(Records from a collection)
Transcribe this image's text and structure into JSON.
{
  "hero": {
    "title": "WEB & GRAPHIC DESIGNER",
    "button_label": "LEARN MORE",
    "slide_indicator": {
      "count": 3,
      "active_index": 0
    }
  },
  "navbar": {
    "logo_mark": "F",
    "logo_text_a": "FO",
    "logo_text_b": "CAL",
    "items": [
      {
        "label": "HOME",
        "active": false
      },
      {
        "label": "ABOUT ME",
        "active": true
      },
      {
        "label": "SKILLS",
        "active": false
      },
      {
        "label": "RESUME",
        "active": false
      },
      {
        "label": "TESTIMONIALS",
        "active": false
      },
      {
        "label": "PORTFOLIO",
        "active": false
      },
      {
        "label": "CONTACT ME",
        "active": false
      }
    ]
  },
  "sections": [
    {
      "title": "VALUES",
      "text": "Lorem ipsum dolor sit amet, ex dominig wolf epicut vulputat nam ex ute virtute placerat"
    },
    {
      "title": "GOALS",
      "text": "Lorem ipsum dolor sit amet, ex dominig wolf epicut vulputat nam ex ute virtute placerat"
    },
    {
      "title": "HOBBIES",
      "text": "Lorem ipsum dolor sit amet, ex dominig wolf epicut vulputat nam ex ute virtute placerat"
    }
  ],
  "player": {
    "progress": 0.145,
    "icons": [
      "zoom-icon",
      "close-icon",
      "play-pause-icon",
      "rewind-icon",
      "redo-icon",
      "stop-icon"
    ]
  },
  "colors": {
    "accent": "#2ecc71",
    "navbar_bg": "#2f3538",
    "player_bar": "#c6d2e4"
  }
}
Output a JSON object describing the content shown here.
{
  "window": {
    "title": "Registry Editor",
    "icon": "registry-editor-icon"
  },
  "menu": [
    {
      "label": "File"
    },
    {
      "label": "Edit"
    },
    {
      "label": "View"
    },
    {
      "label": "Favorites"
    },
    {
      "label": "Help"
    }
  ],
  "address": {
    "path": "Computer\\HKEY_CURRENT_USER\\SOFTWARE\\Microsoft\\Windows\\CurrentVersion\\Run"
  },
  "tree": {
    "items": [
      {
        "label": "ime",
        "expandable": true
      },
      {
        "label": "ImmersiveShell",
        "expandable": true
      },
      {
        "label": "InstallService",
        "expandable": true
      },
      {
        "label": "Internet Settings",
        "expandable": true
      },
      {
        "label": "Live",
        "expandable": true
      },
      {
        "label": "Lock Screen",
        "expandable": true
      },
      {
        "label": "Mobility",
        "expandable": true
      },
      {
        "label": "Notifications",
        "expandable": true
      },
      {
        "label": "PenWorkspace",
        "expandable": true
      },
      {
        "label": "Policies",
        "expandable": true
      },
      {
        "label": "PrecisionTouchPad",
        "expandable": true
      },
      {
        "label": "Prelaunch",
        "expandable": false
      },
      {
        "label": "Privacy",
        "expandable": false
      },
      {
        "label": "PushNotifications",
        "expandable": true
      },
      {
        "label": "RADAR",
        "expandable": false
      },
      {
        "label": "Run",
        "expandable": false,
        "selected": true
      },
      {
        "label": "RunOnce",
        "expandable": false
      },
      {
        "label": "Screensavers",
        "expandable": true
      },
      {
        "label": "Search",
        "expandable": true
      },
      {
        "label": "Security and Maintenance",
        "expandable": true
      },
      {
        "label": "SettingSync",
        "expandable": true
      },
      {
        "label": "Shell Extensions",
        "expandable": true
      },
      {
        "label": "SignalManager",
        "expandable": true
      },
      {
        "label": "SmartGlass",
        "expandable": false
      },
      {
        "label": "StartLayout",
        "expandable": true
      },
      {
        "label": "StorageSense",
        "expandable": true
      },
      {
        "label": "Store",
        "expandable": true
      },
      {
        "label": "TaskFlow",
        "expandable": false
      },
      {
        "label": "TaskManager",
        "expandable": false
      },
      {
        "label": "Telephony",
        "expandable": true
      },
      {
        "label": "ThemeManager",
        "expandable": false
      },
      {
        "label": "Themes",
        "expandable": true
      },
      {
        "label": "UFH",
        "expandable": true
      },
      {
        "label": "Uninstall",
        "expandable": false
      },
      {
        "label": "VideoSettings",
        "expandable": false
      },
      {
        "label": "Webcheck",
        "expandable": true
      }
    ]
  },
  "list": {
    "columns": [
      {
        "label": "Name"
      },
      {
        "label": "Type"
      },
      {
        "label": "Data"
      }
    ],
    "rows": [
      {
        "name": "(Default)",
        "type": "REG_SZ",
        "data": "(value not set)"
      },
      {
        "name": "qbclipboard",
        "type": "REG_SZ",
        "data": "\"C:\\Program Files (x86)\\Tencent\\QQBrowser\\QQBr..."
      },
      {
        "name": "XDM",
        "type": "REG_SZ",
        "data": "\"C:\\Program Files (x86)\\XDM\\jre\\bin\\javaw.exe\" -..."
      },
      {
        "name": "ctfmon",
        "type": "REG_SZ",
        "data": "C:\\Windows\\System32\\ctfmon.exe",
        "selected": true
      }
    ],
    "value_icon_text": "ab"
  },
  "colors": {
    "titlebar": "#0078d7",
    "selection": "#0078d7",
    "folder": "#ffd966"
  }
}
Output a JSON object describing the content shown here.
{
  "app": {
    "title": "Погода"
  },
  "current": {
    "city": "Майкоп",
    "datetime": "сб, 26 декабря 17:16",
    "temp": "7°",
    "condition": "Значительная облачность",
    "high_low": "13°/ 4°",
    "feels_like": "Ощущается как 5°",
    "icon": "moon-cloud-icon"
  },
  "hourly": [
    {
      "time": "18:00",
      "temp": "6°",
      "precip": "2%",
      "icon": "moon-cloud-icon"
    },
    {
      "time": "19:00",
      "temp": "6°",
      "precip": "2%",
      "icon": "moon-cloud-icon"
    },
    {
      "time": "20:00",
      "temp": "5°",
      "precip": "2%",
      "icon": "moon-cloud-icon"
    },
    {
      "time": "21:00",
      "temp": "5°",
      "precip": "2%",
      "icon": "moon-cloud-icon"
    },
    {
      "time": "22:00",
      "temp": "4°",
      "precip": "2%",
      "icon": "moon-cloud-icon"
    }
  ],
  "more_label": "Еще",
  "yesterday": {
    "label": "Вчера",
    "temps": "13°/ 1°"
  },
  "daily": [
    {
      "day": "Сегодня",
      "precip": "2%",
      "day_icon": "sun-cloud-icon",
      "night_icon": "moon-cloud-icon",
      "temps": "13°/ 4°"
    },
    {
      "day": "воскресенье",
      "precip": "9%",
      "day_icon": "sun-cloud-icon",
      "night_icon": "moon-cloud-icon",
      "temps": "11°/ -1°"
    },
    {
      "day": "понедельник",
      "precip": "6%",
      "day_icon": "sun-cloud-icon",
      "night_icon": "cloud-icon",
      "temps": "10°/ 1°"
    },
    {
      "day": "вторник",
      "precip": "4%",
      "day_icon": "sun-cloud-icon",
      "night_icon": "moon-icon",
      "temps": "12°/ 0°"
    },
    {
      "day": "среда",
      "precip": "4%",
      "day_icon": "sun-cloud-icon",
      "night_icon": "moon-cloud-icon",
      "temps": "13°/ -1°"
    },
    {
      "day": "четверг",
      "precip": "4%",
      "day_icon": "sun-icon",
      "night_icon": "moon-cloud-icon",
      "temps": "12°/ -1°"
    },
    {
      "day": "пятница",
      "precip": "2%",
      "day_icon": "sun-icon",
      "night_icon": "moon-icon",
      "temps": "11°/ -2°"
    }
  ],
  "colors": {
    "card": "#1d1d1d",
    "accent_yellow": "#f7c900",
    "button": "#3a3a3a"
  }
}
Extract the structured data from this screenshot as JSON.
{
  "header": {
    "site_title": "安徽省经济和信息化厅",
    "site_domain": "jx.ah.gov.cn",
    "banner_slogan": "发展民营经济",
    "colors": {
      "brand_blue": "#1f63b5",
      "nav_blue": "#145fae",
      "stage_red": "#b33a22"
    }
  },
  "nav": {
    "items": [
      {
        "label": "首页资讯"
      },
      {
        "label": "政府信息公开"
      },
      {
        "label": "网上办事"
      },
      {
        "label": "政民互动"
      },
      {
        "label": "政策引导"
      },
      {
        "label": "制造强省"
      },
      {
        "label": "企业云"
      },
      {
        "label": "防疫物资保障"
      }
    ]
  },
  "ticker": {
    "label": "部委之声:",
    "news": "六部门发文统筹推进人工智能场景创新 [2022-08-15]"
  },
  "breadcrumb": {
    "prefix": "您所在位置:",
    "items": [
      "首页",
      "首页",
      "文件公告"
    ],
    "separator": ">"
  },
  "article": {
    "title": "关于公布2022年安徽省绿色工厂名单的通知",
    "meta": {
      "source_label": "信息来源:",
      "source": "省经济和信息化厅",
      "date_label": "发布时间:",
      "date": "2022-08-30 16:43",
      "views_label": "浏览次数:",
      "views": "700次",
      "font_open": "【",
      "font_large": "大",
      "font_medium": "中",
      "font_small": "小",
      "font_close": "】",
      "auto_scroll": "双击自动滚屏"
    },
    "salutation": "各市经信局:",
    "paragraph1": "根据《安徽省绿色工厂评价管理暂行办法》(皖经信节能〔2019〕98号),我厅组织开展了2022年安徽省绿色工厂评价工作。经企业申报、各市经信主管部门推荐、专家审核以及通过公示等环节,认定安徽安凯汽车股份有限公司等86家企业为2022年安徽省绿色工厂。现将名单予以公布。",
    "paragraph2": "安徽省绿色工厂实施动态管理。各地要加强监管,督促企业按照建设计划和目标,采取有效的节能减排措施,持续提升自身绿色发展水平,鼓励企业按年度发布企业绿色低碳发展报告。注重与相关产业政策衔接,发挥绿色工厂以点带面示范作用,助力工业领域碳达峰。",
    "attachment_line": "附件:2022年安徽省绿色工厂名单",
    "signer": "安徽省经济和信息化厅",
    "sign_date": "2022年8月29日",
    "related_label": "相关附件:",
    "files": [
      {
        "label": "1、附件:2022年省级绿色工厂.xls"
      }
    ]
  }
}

TASK STATEMENT:
Search the material above for "temps". Pull out each line where it shows up.

RESPONSE TO THE EXERCISE:
    "temps": "13°/ 1°"
      "temps": "13°/ 4°"
      "temps": "11°/ -1°"
      "temps": "10°/ 1°"
      "temps": "12°/ 0°"
      "temps": "13°/ -1°"
      "temps": "12°/ -1°"
      "temps": "11°/ -2°"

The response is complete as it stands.